• **Work instructions**:
Locate the line containing "Extract the structured" in the data below. Reproduce it and every following line up to the end, exactly as given.

• **Data entries**:
---*---

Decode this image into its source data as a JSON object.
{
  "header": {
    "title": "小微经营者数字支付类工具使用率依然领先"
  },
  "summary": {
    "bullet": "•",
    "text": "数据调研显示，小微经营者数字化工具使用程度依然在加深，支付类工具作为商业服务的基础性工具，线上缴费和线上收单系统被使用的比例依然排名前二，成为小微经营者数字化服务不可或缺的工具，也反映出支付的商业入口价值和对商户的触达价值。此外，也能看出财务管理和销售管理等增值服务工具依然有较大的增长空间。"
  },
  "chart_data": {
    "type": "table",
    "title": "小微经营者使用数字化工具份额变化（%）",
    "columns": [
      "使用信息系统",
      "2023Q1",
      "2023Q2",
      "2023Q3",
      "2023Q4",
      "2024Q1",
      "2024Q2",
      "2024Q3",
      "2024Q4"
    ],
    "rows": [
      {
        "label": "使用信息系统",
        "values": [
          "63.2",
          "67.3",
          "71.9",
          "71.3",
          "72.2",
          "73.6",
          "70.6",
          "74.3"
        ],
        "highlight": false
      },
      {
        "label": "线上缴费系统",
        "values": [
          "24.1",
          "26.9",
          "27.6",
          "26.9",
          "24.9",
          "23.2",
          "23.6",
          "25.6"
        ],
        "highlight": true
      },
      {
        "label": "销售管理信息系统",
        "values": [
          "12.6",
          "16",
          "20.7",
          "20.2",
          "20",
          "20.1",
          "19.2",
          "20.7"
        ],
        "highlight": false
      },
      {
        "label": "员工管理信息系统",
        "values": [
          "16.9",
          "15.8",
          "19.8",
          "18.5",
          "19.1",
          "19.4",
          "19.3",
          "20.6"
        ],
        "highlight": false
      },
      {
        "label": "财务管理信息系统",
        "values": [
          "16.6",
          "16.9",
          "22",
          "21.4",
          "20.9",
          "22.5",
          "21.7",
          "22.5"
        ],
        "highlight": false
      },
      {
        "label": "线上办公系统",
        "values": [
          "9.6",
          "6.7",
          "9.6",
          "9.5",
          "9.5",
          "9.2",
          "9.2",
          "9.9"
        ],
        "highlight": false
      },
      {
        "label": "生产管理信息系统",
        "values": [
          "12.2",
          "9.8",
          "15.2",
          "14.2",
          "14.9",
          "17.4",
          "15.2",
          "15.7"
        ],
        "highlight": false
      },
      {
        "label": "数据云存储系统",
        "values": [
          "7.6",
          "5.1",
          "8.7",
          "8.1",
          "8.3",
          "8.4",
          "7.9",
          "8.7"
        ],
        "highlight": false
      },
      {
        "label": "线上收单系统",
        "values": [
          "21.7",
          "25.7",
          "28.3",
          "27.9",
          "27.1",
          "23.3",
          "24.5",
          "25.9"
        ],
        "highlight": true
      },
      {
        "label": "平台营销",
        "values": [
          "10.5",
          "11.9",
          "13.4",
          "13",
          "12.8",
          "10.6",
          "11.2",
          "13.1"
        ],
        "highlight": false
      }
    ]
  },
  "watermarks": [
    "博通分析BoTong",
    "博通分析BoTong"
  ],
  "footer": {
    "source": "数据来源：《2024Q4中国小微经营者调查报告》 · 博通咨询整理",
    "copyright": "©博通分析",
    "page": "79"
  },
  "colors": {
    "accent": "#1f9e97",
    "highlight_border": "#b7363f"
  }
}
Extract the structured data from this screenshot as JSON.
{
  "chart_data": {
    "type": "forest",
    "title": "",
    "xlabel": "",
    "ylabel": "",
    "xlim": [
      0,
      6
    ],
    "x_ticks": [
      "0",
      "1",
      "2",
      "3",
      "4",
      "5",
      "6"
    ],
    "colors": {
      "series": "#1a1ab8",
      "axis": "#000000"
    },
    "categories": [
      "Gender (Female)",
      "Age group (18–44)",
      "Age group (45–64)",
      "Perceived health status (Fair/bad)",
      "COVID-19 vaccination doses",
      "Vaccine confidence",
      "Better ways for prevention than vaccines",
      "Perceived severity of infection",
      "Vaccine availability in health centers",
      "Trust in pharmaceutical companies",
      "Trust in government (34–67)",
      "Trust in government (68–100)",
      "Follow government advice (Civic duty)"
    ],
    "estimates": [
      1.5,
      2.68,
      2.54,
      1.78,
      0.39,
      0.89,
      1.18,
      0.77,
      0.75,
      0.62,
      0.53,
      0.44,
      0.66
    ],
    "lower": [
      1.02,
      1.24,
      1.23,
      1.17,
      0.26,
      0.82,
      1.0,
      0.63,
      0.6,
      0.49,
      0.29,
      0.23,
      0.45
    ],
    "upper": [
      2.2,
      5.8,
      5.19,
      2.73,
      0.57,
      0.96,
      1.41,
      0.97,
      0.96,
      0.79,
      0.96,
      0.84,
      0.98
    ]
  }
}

---*---

• **Reply to the task**:
Extract the structured data from this screenshot as JSON.
{
  "chart_data": {
    "type": "forest",
    "title": "",
    "xlabel": "",
    "ylabel": "",
    "xlim": [
      0,
      6
    ],
    "x_ticks": [
      "0",
      "1",
      "2",
      "3",
      "4",
      "5",
      "6"
    ],
    "colors": {
      "series": "#1a1ab8",
      "axis": "#000000"
    },
    "categories": [
      "Gender (Female)",
      "Age group (18–44)",
      "Age group (45–64)",
      "Perceived health status (Fair/bad)",
      "COVID-19 vaccination doses",
      "Vaccine confidence",
      "Better ways for prevention than vaccines",
      "Perceived severity of infection",
      "Vaccine availability in health centers",
      "Trust in pharmaceutical companies",
      "Trust in government (34–67)",
      "Trust in government (68–100)",
      "Follow government advice (Civic duty)"
    ],
    "estimates": [
      1.5,
      2.68,
      2.54,
      1.78,
      0.39,
      0.89,
      1.18,
      0.77,
      0.75,
      0.62,
      0.53,
      0.44,
      0.66
    ],
    "lower": [
      1.02,
      1.24,
      1.23,
      1.17,
      0.26,
      0.82,
      1.0,
      0.63,
      0.6,
      0.49,
      0.29,
      0.23,
      0.45
    ],
    "upper": [
      2.2,
      5.8,
      5.19,
      2.73,
      0.57,
      0.96,
      1.41,
      0.97,
      0.96,
      0.79,
      0.96,
      0.84,
      0.98
    ]
  }
}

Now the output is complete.